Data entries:

-------------------------

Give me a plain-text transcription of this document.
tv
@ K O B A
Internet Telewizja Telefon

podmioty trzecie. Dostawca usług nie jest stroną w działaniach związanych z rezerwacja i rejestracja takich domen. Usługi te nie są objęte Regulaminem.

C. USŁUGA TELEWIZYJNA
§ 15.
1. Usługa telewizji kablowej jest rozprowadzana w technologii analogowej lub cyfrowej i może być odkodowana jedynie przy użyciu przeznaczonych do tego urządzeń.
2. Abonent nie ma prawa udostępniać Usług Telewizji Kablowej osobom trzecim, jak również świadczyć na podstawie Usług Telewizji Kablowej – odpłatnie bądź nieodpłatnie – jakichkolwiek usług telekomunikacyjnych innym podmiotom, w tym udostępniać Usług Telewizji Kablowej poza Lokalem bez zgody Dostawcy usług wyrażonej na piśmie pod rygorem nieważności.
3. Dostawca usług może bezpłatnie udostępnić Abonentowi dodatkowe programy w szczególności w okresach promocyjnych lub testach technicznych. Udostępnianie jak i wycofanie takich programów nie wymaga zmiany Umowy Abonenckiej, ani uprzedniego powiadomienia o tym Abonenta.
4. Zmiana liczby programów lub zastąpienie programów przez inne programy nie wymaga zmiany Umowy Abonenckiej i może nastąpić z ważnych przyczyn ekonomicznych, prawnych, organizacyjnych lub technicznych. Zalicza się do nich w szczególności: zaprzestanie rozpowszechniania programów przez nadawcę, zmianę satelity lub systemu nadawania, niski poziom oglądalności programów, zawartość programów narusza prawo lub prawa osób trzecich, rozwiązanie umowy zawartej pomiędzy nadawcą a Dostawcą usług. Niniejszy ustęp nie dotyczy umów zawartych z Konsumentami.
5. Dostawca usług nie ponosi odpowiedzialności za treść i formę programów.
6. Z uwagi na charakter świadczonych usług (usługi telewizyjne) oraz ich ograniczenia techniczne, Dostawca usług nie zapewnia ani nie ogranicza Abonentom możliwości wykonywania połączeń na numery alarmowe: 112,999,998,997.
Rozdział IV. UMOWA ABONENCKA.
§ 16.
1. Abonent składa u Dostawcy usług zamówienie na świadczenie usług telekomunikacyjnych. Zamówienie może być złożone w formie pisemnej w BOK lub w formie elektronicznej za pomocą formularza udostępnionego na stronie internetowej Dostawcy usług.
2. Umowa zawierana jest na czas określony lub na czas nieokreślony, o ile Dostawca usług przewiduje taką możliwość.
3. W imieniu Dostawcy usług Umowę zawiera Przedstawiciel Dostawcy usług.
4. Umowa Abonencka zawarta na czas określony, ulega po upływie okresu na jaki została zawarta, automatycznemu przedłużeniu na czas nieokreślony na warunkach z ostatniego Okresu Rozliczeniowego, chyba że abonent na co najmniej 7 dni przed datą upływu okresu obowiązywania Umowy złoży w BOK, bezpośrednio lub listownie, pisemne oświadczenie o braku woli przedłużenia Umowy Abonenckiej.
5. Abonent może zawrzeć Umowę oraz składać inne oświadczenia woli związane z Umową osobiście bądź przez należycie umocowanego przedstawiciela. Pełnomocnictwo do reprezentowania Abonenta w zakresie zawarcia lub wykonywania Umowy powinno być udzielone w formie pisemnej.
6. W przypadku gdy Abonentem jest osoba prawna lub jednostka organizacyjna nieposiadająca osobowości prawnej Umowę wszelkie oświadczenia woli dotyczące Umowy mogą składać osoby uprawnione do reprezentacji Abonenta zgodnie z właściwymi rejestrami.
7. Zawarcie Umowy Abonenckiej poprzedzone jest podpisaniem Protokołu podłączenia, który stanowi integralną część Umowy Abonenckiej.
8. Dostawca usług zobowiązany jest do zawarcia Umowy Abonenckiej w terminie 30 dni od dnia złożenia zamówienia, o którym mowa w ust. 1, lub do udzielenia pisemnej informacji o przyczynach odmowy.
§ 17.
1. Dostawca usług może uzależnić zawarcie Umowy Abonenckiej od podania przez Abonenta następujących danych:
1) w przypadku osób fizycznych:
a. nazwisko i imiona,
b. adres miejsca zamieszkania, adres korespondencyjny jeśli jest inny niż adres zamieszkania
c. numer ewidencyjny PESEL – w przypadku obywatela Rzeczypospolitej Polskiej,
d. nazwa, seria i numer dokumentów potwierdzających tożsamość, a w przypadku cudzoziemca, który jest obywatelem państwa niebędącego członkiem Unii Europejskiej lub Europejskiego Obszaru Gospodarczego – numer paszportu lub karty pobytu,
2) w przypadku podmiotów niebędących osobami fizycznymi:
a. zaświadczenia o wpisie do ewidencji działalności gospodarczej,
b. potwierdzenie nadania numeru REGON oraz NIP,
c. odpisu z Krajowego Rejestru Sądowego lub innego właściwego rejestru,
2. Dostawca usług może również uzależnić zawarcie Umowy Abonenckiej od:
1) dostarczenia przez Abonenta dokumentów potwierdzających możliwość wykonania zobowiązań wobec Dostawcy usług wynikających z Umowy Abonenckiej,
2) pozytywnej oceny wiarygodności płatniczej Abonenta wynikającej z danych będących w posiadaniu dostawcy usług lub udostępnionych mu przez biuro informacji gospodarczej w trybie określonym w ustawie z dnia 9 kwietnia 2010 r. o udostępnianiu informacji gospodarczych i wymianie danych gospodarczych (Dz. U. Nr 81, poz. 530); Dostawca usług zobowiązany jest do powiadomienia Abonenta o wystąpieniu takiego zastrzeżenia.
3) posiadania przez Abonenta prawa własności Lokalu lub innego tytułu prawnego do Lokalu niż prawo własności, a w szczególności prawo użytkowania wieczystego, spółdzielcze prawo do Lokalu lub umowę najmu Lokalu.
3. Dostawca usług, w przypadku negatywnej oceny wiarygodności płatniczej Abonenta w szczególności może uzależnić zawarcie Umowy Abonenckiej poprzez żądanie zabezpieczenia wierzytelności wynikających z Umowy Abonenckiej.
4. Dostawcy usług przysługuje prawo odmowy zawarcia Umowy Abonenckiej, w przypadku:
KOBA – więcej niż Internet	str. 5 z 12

-------------------------

* PROBLEM DETAILS: Copy out each line of the data where the string "zobowiązany" appears.

* ANSWER FOR THIS EXERCISE:
8. Dostawca usług zobowiązany jest do zawarcia Umowy Abonenckiej w terminie 30 dni od dnia złożenia zamówienia, o którym mowa w ust. 1, lub do udzielenia pisemnej informacji o przyczynach odmowy.
2) pozytywnej oceny wiarygodności płatniczej Abonenta wynikającej z danych będących w posiadaniu dostawcy usług lub udostępnionych mu przez biuro informacji gospodarczej w trybie określonym w ustawie z dnia 9 kwietnia 2010 r. o udostępnianiu informacji gospodarczych i wymianie danych gospodarczych (Dz. U. Nr 81, poz. 530); Dostawca usług zobowiązany jest do powiadomienia Abonenta o wystąpieniu takiego zastrzeżenia.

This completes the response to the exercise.